▸ **WORK TO BE COMPLETED**: Every record must be written out once more, with nothing added or omitted.

▸ **THE INPUT**:

## begin

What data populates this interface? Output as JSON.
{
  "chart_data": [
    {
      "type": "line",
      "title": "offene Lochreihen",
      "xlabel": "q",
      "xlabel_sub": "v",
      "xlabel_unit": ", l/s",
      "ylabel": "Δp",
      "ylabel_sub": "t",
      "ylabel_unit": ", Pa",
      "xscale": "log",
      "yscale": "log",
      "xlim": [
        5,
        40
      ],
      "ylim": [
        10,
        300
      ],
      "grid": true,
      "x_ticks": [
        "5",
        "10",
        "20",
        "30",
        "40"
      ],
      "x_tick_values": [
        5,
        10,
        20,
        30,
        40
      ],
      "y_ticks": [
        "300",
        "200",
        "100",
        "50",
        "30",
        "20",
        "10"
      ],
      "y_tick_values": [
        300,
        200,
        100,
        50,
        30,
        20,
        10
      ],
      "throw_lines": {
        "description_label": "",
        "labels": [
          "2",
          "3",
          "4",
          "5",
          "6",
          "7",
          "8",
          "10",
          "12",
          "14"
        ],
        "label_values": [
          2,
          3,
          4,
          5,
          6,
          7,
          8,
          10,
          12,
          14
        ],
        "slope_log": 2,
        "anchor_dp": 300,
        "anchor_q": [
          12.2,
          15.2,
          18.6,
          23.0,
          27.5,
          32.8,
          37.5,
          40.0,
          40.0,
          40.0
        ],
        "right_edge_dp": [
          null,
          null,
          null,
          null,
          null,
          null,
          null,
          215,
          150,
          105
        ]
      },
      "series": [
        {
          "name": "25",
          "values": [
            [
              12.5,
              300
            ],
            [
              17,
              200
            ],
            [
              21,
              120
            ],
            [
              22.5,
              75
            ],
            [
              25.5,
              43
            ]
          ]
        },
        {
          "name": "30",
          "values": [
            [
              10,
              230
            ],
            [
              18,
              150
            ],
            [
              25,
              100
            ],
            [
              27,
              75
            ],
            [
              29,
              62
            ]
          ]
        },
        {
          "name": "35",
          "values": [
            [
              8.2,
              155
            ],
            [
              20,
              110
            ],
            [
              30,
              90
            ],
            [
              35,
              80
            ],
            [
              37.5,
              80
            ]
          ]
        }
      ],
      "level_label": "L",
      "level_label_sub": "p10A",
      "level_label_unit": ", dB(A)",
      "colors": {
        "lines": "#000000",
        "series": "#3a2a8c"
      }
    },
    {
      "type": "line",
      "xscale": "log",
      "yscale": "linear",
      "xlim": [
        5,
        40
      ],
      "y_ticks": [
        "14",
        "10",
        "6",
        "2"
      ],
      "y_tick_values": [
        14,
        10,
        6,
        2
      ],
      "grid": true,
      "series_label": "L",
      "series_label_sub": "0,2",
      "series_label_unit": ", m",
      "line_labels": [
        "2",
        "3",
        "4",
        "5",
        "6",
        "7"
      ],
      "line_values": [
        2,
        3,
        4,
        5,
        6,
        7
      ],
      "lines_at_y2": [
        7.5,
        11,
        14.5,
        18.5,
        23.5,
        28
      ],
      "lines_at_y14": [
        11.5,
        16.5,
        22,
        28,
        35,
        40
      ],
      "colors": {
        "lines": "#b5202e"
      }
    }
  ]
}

## end

▸ **ANSWER TO THE TASK**:
What data populates this interface? Output as JSON.
{
  "chart_data": [
    {
      "type": "line",
      "title": "offene Lochreihen",
      "xlabel": "q",
      "xlabel_sub": "v",
      "xlabel_unit": ", l/s",
      "ylabel": "Δp",
      "ylabel_sub": "t",
      "ylabel_unit": ", Pa",
      "xscale": "log",
      "yscale": "log",
      "xlim": [
        5,
        40
      ],
      "ylim": [
        10,
        300
      ],
      "grid": true,
      "x_ticks": [
        "5",
        "10",
        "20",
        "30",
        "40"
      ],
      "x_tick_values": [
        5,
        10,
        20,
        30,
        40
      ],
      "y_ticks": [
        "300",
        "200",
        "100",
        "50",
        "30",
        "20",
        "10"
      ],
      "y_tick_values": [
        300,
        200,
        100,
        50,
        30,
        20,
        10
      ],
      "throw_lines": {
        "description_label": "",
        "labels": [
          "2",
          "3",
          "4",
          "5",
          "6",
          "7",
          "8",
          "10",
          "12",
          "14"
        ],
        "label_values": [
          2,
          3,
          4,
          5,
          6,
          7,
          8,
          10,
          12,
          14
        ],
        "slope_log": 2,
        "anchor_dp": 300,
        "anchor_q": [
          12.2,
          15.2,
          18.6,
          23.0,
          27.5,
          32.8,
          37.5,
          40.0,
          40.0,
          40.0
        ],
        "right_edge_dp": [
          null,
          null,
          null,
          null,
          null,
          null,
          null,
          215,
          150,
          105
        ]
      },
      "series": [
        {
          "name": "25",
          "values": [
            [
              12.5,
              300
            ],
            [
              17,
              200
            ],
            [
              21,
              120
            ],
            [
              22.5,
              75
            ],
            [
              25.5,
              43
            ]
          ]
        },
        {
          "name": "30",
          "values": [
            [
              10,
              230
            ],
            [
              18,
              150
            ],
            [
              25,
              100
            ],
            [
              27,
              75
            ],
            [
              29,
              62
            ]
          ]
        },
        {
          "name": "35",
          "values": [
            [
              8.2,
              155
            ],
            [
              20,
              110
            ],
            [
              30,
              90
            ],
            [
              35,
              80
            ],
            [
              37.5,
              80
            ]
          ]
        }
      ],
      "level_label": "L",
      "level_label_sub": "p10A",
      "level_label_unit": ", dB(A)",
      "colors": {
        "lines": "#000000",
        "series": "#3a2a8c"
      }
    },
    {
      "type": "line",
      "xscale": "log",
      "yscale": "linear",
      "xlim": [
        5,
        40
      ],
      "y_ticks": [
        "14",
        "10",
        "6",
        "2"
      ],
      "y_tick_values": [
        14,
        10,
        6,
        2
      ],
      "grid": true,
      "series_label": "L",
      "series_label_sub": "0,2",
      "series_label_unit": ", m",
      "line_labels": [
        "2",
        "3",
        "4",
        "5",
        "6",
        "7"
      ],
      "line_values": [
        2,
        3,
        4,
        5,
        6,
        7
      ],
      "lines_at_y2": [
        7.5,
        11,
        14.5,
        18.5,
        23.5,
        28
      ],
      "lines_at_y14": [
        11.5,
        16.5,
        22,
        28,
        35,
        40
      ],
      "colors": {
        "lines": "#b5202e"
      }
    }
  ]
}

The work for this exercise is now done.